* [What this task involves] Please give the entries again in full and exactly, without any picture.

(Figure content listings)
══════

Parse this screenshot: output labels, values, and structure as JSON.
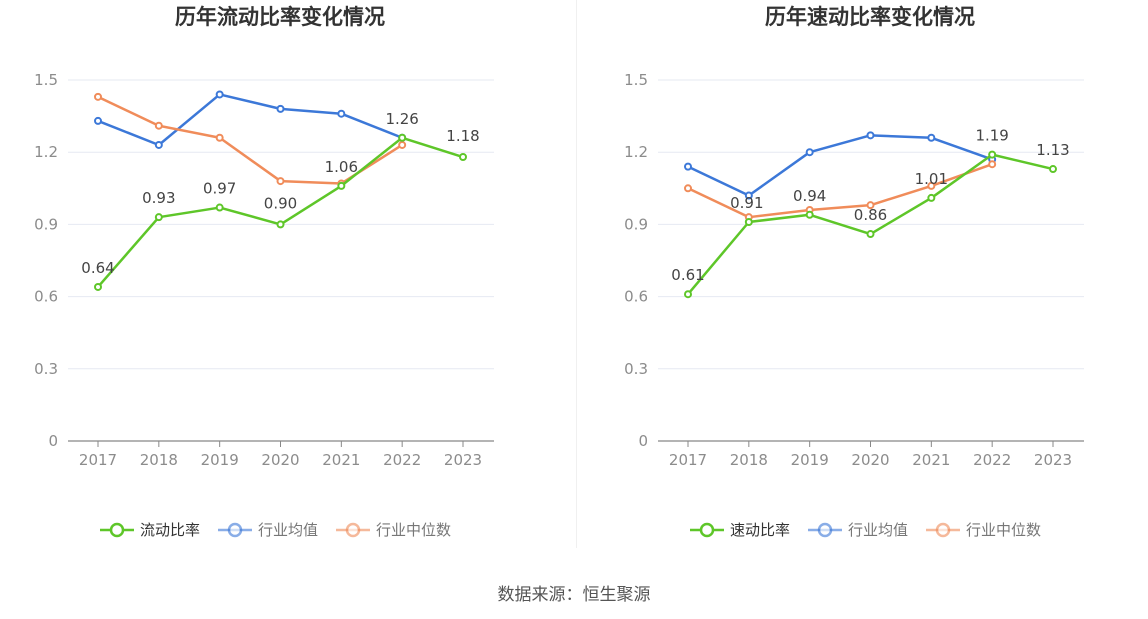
{
  "source_label": "数据来源：恒生聚源",
  "colors": {
    "company": "#5ec629",
    "industry_avg": "#3c78d8",
    "industry_median": "#f08c5a",
    "grid": "#e6e9f2",
    "axis": "#888888",
    "tick_text": "#8c8c8c",
    "title": "#333333",
    "label": "#444444"
  },
  "chart_data": [
    {
      "type": "line",
      "title": "历年流动比率变化情况",
      "x": [
        "2017",
        "2018",
        "2019",
        "2020",
        "2021",
        "2022",
        "2023"
      ],
      "ylim": [
        0,
        1.5
      ],
      "yticks": [
        "0",
        "0.3",
        "0.6",
        "0.9",
        "1.2",
        "1.5"
      ],
      "grid": true,
      "legend_position": "bottom",
      "series": [
        {
          "name": "流动比率",
          "color_key": "company",
          "values": [
            0.64,
            0.93,
            0.97,
            0.9,
            1.06,
            1.26,
            1.18
          ],
          "labels": [
            "0.64",
            "0.93",
            "0.97",
            "0.90",
            "1.06",
            "1.26",
            "1.18"
          ]
        },
        {
          "name": "行业均值",
          "color_key": "industry_avg",
          "values": [
            1.33,
            1.23,
            1.44,
            1.38,
            1.36,
            1.26,
            null
          ]
        },
        {
          "name": "行业中位数",
          "color_key": "industry_median",
          "values": [
            1.43,
            1.31,
            1.26,
            1.08,
            1.07,
            1.23,
            null
          ]
        }
      ]
    },
    {
      "type": "line",
      "title": "历年速动比率变化情况",
      "x": [
        "2017",
        "2018",
        "2019",
        "2020",
        "2021",
        "2022",
        "2023"
      ],
      "ylim": [
        0,
        1.5
      ],
      "yticks": [
        "0",
        "0.3",
        "0.6",
        "0.9",
        "1.2",
        "1.5"
      ],
      "grid": true,
      "legend_position": "bottom",
      "series": [
        {
          "name": "速动比率",
          "color_key": "company",
          "values": [
            0.61,
            0.91,
            0.94,
            0.86,
            1.01,
            1.19,
            1.13
          ],
          "labels": [
            "0.61",
            "0.91",
            "0.94",
            "0.86",
            "1.01",
            "1.19",
            "1.13"
          ]
        },
        {
          "name": "行业均值",
          "color_key": "industry_avg",
          "values": [
            1.14,
            1.02,
            1.2,
            1.27,
            1.26,
            1.17,
            null
          ]
        },
        {
          "name": "行业中位数",
          "color_key": "industry_median",
          "values": [
            1.05,
            0.93,
            0.96,
            0.98,
            1.06,
            1.15,
            null
          ]
        }
      ]
    }
  ]
}
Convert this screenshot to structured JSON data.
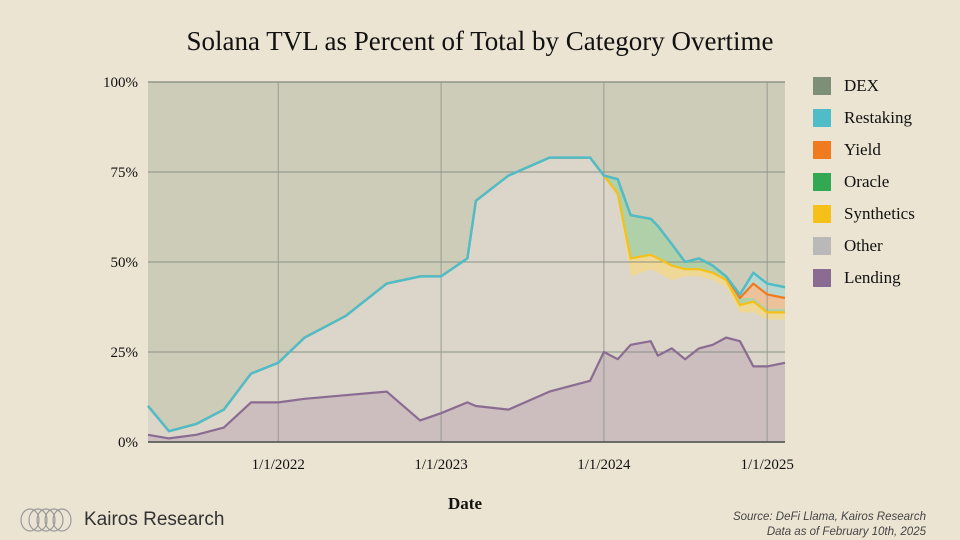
{
  "title": "Solana TVL as Percent of Total by Category Overtime",
  "brand": {
    "name": "Kairos Research",
    "logo_icon": "rings-logo-icon"
  },
  "source_lines": [
    "Source: DeFi Llama, Kairos Research",
    "Data as of February 10th, 2025"
  ],
  "chart_data": {
    "type": "area",
    "stacked": true,
    "title": "Solana TVL as Percent of Total by Category Overtime",
    "xlabel": "Date",
    "ylabel": "",
    "x_range": [
      "2021-03-15",
      "2025-02-10"
    ],
    "ylim": [
      0,
      100
    ],
    "y_ticks": [
      "0%",
      "25%",
      "50%",
      "75%",
      "100%"
    ],
    "x_ticks": [
      "1/1/2022",
      "1/1/2023",
      "1/1/2024",
      "1/1/2025"
    ],
    "legend_position": "right",
    "grid": true,
    "colors": {
      "DEX": "#7d8f76",
      "Restaking": "#4fbcc8",
      "Yield": "#f07a1e",
      "Oracle": "#33a852",
      "Synthetics": "#f5c017",
      "Other": "#b9b9b9",
      "Lending": "#8a6c92"
    },
    "legend": [
      "DEX",
      "Restaking",
      "Yield",
      "Oracle",
      "Synthetics",
      "Other",
      "Lending"
    ],
    "x": [
      "2021-03-15",
      "2021-05-01",
      "2021-07-01",
      "2021-09-01",
      "2021-11-01",
      "2022-01-01",
      "2022-03-01",
      "2022-06-01",
      "2022-09-01",
      "2022-11-15",
      "2023-01-01",
      "2023-03-01",
      "2023-03-20",
      "2023-06-01",
      "2023-09-01",
      "2023-12-01",
      "2024-01-01",
      "2024-02-01",
      "2024-03-01",
      "2024-04-15",
      "2024-05-01",
      "2024-06-01",
      "2024-07-01",
      "2024-08-01",
      "2024-09-01",
      "2024-10-01",
      "2024-11-01",
      "2024-12-01",
      "2025-01-01",
      "2025-02-10"
    ],
    "series": [
      {
        "name": "Lending",
        "values": [
          2,
          1,
          2,
          4,
          11,
          11,
          12,
          13,
          14,
          6,
          8,
          11,
          10,
          9,
          14,
          17,
          25,
          23,
          27,
          28,
          24,
          26,
          23,
          26,
          27,
          29,
          28,
          21,
          21,
          22
        ]
      },
      {
        "name": "Other",
        "values": [
          8,
          2,
          3,
          5,
          8,
          11,
          17,
          22,
          30,
          40,
          38,
          40,
          57,
          65,
          65,
          62,
          49,
          46,
          19,
          20,
          23,
          19,
          23,
          20,
          18,
          14,
          8,
          15,
          13,
          12
        ]
      },
      {
        "name": "Synthetics",
        "values": [
          0,
          0,
          0,
          0,
          0,
          0,
          0,
          0,
          0,
          0,
          0,
          0,
          0,
          0,
          0,
          0,
          0,
          0,
          5,
          4,
          4,
          4,
          2,
          2,
          2,
          2,
          2,
          3,
          2,
          2
        ]
      },
      {
        "name": "Oracle",
        "values": [
          0,
          0,
          0,
          0,
          0,
          0,
          0,
          0,
          0,
          0,
          0,
          0,
          0,
          0,
          0,
          0,
          0,
          4,
          12,
          10,
          9,
          6,
          2,
          3,
          2,
          1,
          2,
          1,
          1,
          1
        ]
      },
      {
        "name": "Yield",
        "values": [
          0,
          0,
          0,
          0,
          0,
          0,
          0,
          0,
          0,
          0,
          0,
          0,
          0,
          0,
          0,
          0,
          0,
          0,
          0,
          0,
          0,
          0,
          0,
          0,
          0,
          0,
          0,
          4,
          4,
          3
        ]
      },
      {
        "name": "Restaking",
        "values": [
          0,
          0,
          0,
          0,
          0,
          0,
          0,
          0,
          0,
          0,
          0,
          0,
          0,
          0,
          0,
          0,
          0,
          0,
          0,
          0,
          0,
          0,
          0,
          0,
          0,
          0,
          1,
          3,
          3,
          3
        ]
      },
      {
        "name": "DEX",
        "values": [
          90,
          97,
          95,
          91,
          81,
          78,
          71,
          65,
          56,
          54,
          54,
          49,
          33,
          26,
          21,
          21,
          26,
          27,
          37,
          38,
          40,
          45,
          50,
          49,
          51,
          54,
          59,
          53,
          56,
          57
        ]
      }
    ]
  }
}
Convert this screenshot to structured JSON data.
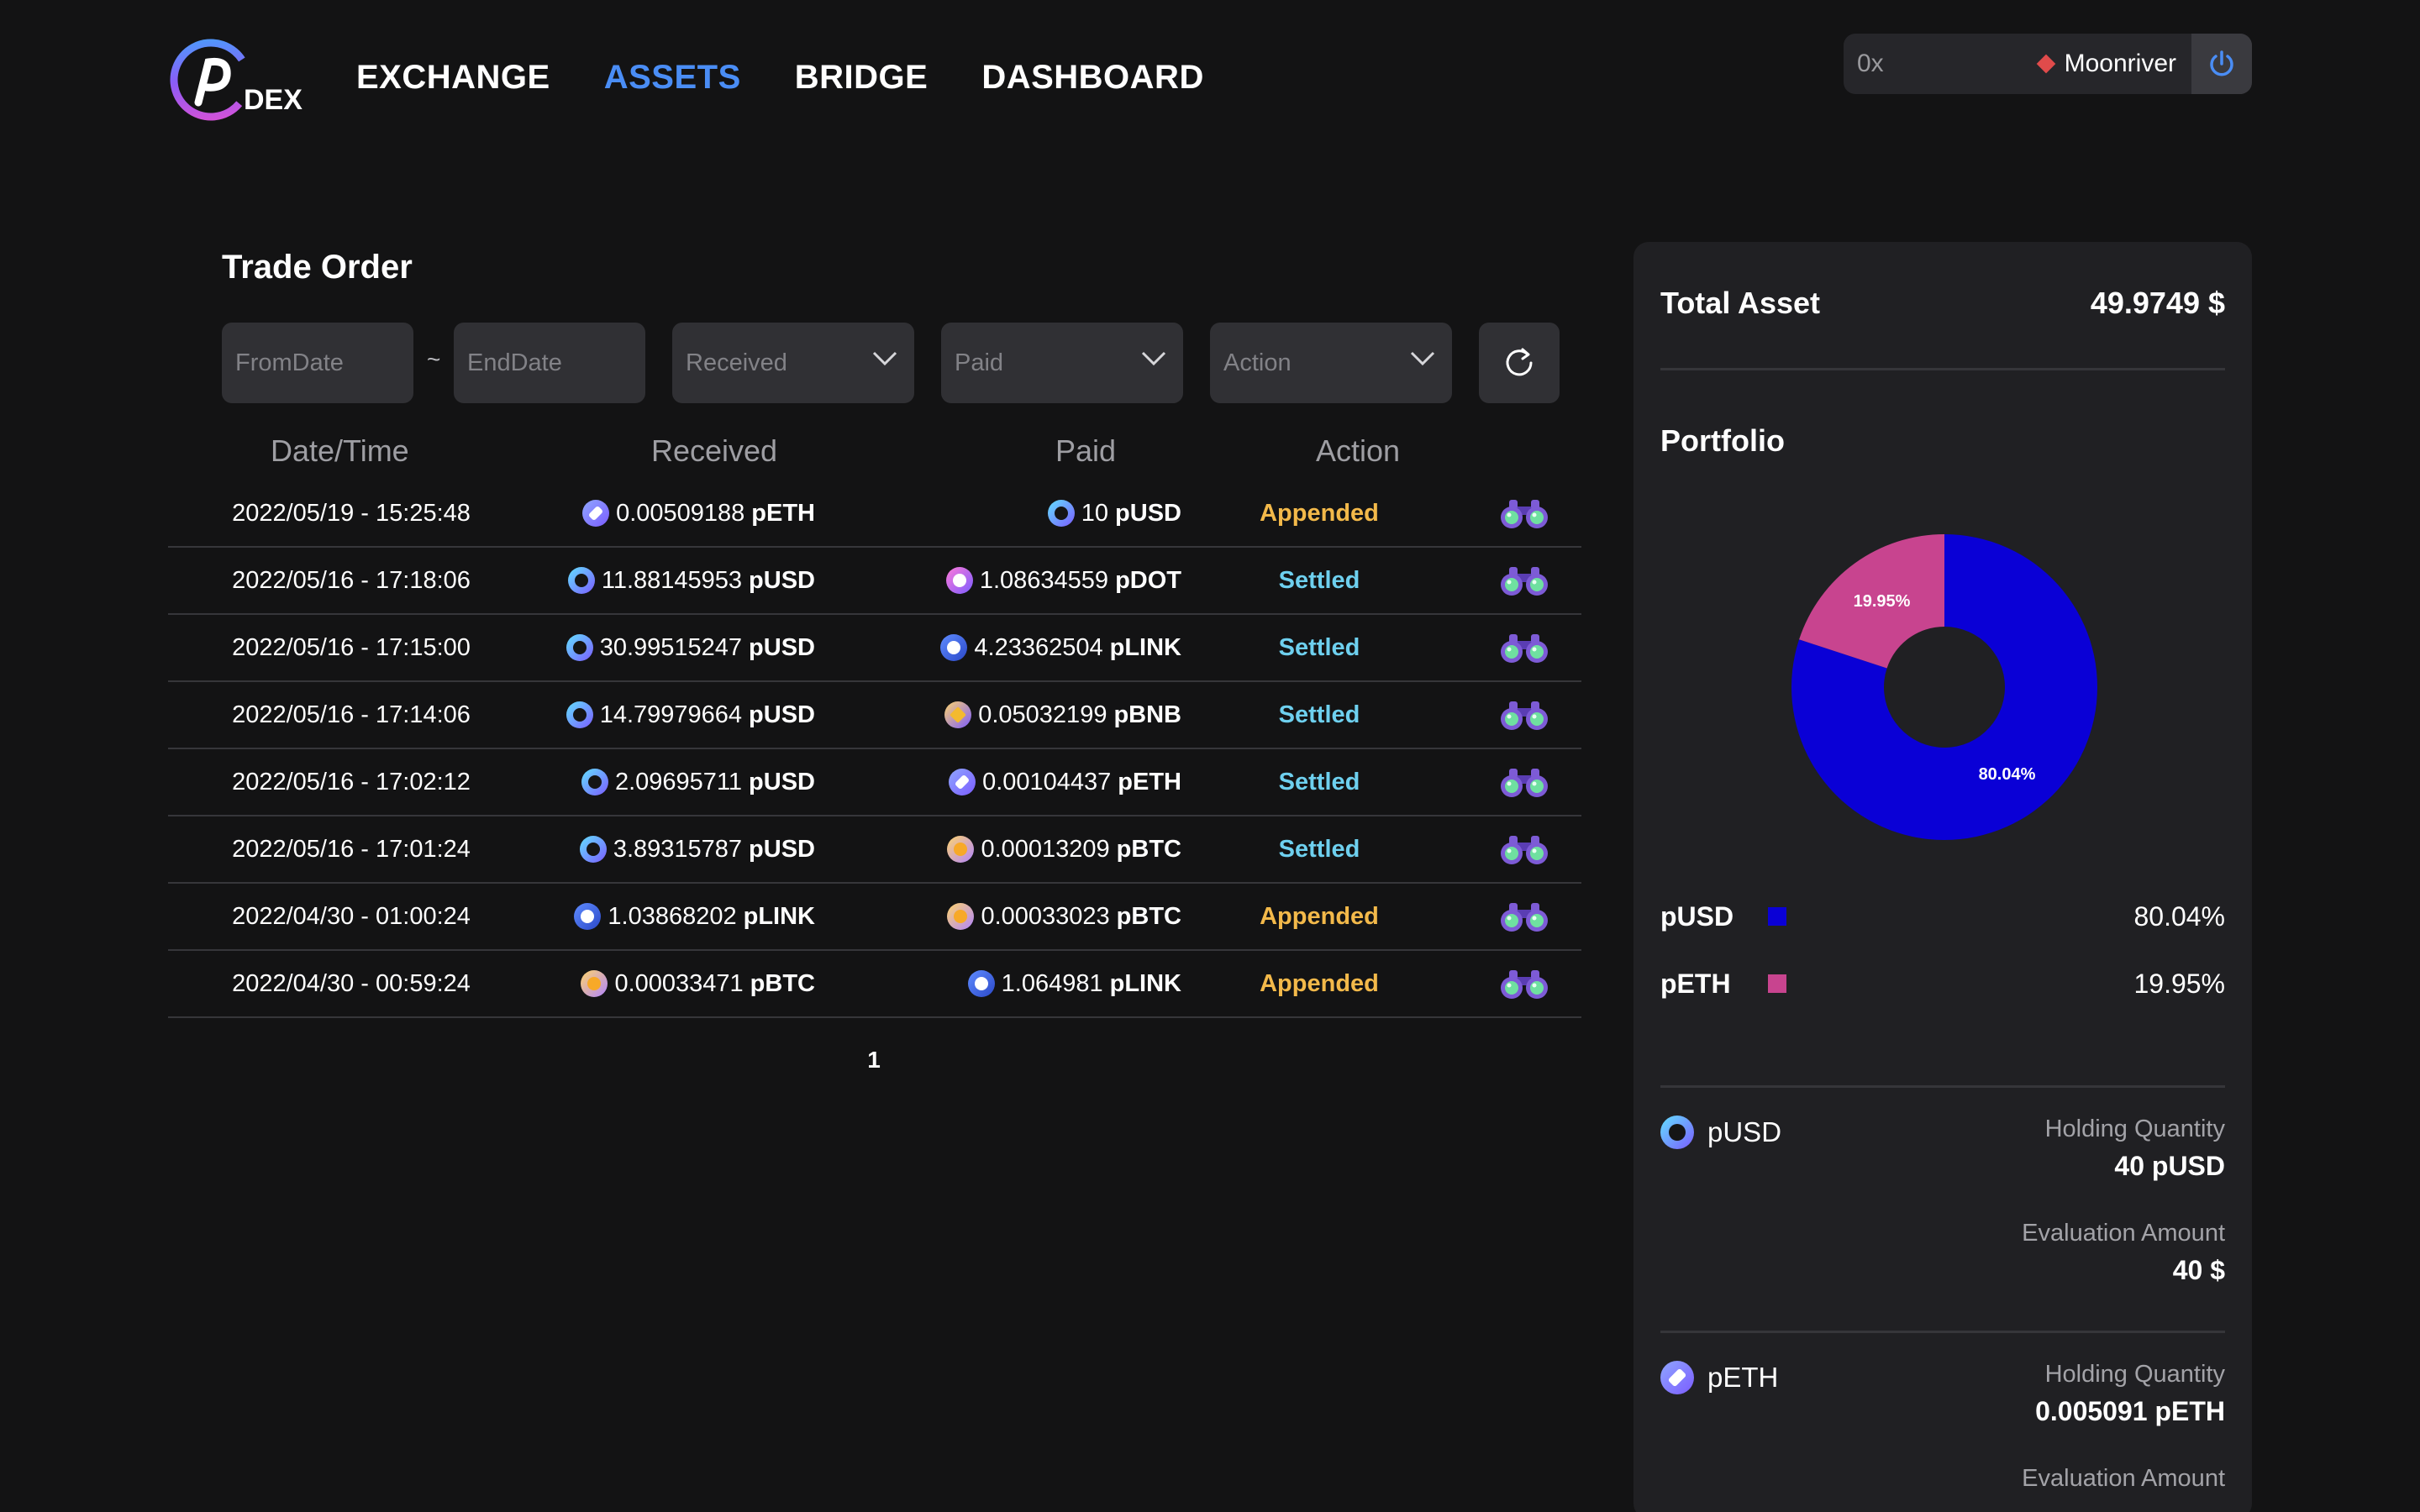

══════

* [Full answer]
Parse this screenshot: output labels, values, and structure as JSON.
{
  "source_label": "数据来源：恒生聚源",
  "colors": {
    "company": "#5ec629",
    "industry_avg": "#3c78d8",
    "industry_median": "#f08c5a",
    "grid": "#e6e9f2",
    "axis": "#888888",
    "tick_text": "#8c8c8c",
    "title": "#333333",
    "label": "#444444"
  },
  "chart_data": [
    {
      "type": "line",
      "title": "历年流动比率变化情况",
      "x": [
        "2017",
        "2018",
        "2019",
        "2020",
        "2021",
        "2022",
        "2023"
      ],
      "ylim": [
        0,
        1.5
      ],
      "yticks": [
        "0",
        "0.3",
        "0.6",
        "0.9",
        "1.2",
        "1.5"
      ],
      "grid": true,
      "legend_position": "bottom",
      "series": [
        {
          "name": "流动比率",
          "color_key": "company",
          "values": [
            0.64,
            0.93,
            0.97,
            0.9,
            1.06,
            1.26,
            1.18
          ],
          "labels": [
            "0.64",
            "0.93",
            "0.97",
            "0.90",
            "1.06",
            "1.26",
            "1.18"
          ]
        },
        {
          "name": "行业均值",
          "color_key": "industry_avg",
          "values": [
            1.33,
            1.23,
            1.44,
            1.38,
            1.36,
            1.26,
            null
          ]
        },
        {
          "name": "行业中位数",
          "color_key": "industry_median",
          "values": [
            1.43,
            1.31,
            1.26,
            1.08,
            1.07,
            1.23,
            null
          ]
        }
      ]
    },
    {
      "type": "line",
      "title": "历年速动比率变化情况",
      "x": [
        "2017",
        "2018",
        "2019",
        "2020",
        "2021",
        "2022",
        "2023"
      ],
      "ylim": [
        0,
        1.5
      ],
      "yticks": [
        "0",
        "0.3",
        "0.6",
        "0.9",
        "1.2",
        "1.5"
      ],
      "grid": true,
      "legend_position": "bottom",
      "series": [
        {
          "name": "速动比率",
          "color_key": "company",
          "values": [
            0.61,
            0.91,
            0.94,
            0.86,
            1.01,
            1.19,
            1.13
          ],
          "labels": [
            "0.61",
            "0.91",
            "0.94",
            "0.86",
            "1.01",
            "1.19",
            "1.13"
          ]
        },
        {
          "name": "行业均值",
          "color_key": "industry_avg",
          "values": [
            1.14,
            1.02,
            1.2,
            1.27,
            1.26,
            1.17,
            null
          ]
        },
        {
          "name": "行业中位数",
          "color_key": "industry_median",
          "values": [
            1.05,
            0.93,
            0.96,
            0.98,
            1.06,
            1.15,
            null
          ]
        }
      ]
    }
  ]
}
Convert this screenshot to structured JSON data.
{
  "title": "Solana TVL as Percent of Total by Category Overtime",
  "brand": {
    "name": "Kairos Research",
    "logo_icon": "rings-logo-icon"
  },
  "source_lines": [
    "Source: DeFi Llama, Kairos Research",
    "Data as of February 10th, 2025"
  ],
  "chart_data": {
    "type": "area",
    "stacked": true,
    "title": "Solana TVL as Percent of Total by Category Overtime",
    "xlabel": "Date",
    "ylabel": "",
    "x_range": [
      "2021-03-15",
      "2025-02-10"
    ],
    "ylim": [
      0,
      100
    ],
    "y_ticks": [
      "0%",
      "25%",
      "50%",
      "75%",
      "100%"
    ],
    "x_ticks": [
      "1/1/2022",
      "1/1/2023",
      "1/1/2024",
      "1/1/2025"
    ],
    "legend_position": "right",
    "grid": true,
    "colors": {
      "DEX": "#7d8f76",
      "Restaking": "#4fbcc8",
      "Yield": "#f07a1e",
      "Oracle": "#33a852",
      "Synthetics": "#f5c017",
      "Other": "#b9b9b9",
      "Lending": "#8a6c92"
    },
    "legend": [
      "DEX",
      "Restaking",
      "Yield",
      "Oracle",
      "Synthetics",
      "Other",
      "Lending"
    ],
    "x": [
      "2021-03-15",
      "2021-05-01",
      "2021-07-01",
      "2021-09-01",
      "2021-11-01",
      "2022-01-01",
      "2022-03-01",
      "2022-06-01",
      "2022-09-01",
      "2022-11-15",
      "2023-01-01",
      "2023-03-01",
      "2023-03-20",
      "2023-06-01",
      "2023-09-01",
      "2023-12-01",
      "2024-01-01",
      "2024-02-01",
      "2024-03-01",
      "2024-04-15",
      "2024-05-01",
      "2024-06-01",
      "2024-07-01",
      "2024-08-01",
      "2024-09-01",
      "2024-10-01",
      "2024-11-01",
      "2024-12-01",
      "2025-01-01",
      "2025-02-10"
    ],
    "series": [
      {
        "name": "Lending",
        "values": [
          2,
          1,
          2,
          4,
          11,
          11,
          12,
          13,
          14,
          6,
          8,
          11,
          10,
          9,
          14,
          17,
          25,
          23,
          27,
          28,
          24,
          26,
          23,
          26,
          27,
          29,
          28,
          21,
          21,
          22
        ]
      },
      {
        "name": "Other",
        "values": [
          8,
          2,
          3,
          5,
          8,
          11,
          17,
          22,
          30,
          40,
          38,
          40,
          57,
          65,
          65,
          62,
          49,
          46,
          19,
          20,
          23,
          19,
          23,
          20,
          18,
          14,
          8,
          15,
          13,
          12
        ]
      },
      {
        "name": "Synthetics",
        "values": [
          0,
          0,
          0,
          0,
          0,
          0,
          0,
          0,
          0,
          0,
          0,
          0,
          0,
          0,
          0,
          0,
          0,
          0,
          5,
          4,
          4,
          4,
          2,
          2,
          2,
          2,
          2,
          3,
          2,
          2
        ]
      },
      {
        "name": "Oracle",
        "values": [
          0,
          0,
          0,
          0,
          0,
          0,
          0,
          0,
          0,
          0,
          0,
          0,
          0,
          0,
          0,
          0,
          0,
          4,
          12,
          10,
          9,
          6,
          2,
          3,
          2,
          1,
          2,
          1,
          1,
          1
        ]
      },
      {
        "name": "Yield",
        "values": [
          0,
          0,
          0,
          0,
          0,
          0,
          0,
          0,
          0,
          0,
          0,
          0,
          0,
          0,
          0,
          0,
          0,
          0,
          0,
          0,
          0,
          0,
          0,
          0,
          0,
          0,
          0,
          4,
          4,
          3
        ]
      },
      {
        "name": "Restaking",
        "values": [
          0,
          0,
          0,
          0,
          0,
          0,
          0,
          0,
          0,
          0,
          0,
          0,
          0,
          0,
          0,
          0,
          0,
          0,
          0,
          0,
          0,
          0,
          0,
          0,
          0,
          0,
          1,
          3,
          3,
          3
        ]
      },
      {
        "name": "DEX",
        "values": [
          90,
          97,
          95,
          91,
          81,
          78,
          71,
          65,
          56,
          54,
          54,
          49,
          33,
          26,
          21,
          21,
          26,
          27,
          37,
          38,
          40,
          45,
          50,
          49,
          51,
          54,
          59,
          53,
          56,
          57
        ]
      }
    ]
  }
}
Convert this screenshot to structured JSON data.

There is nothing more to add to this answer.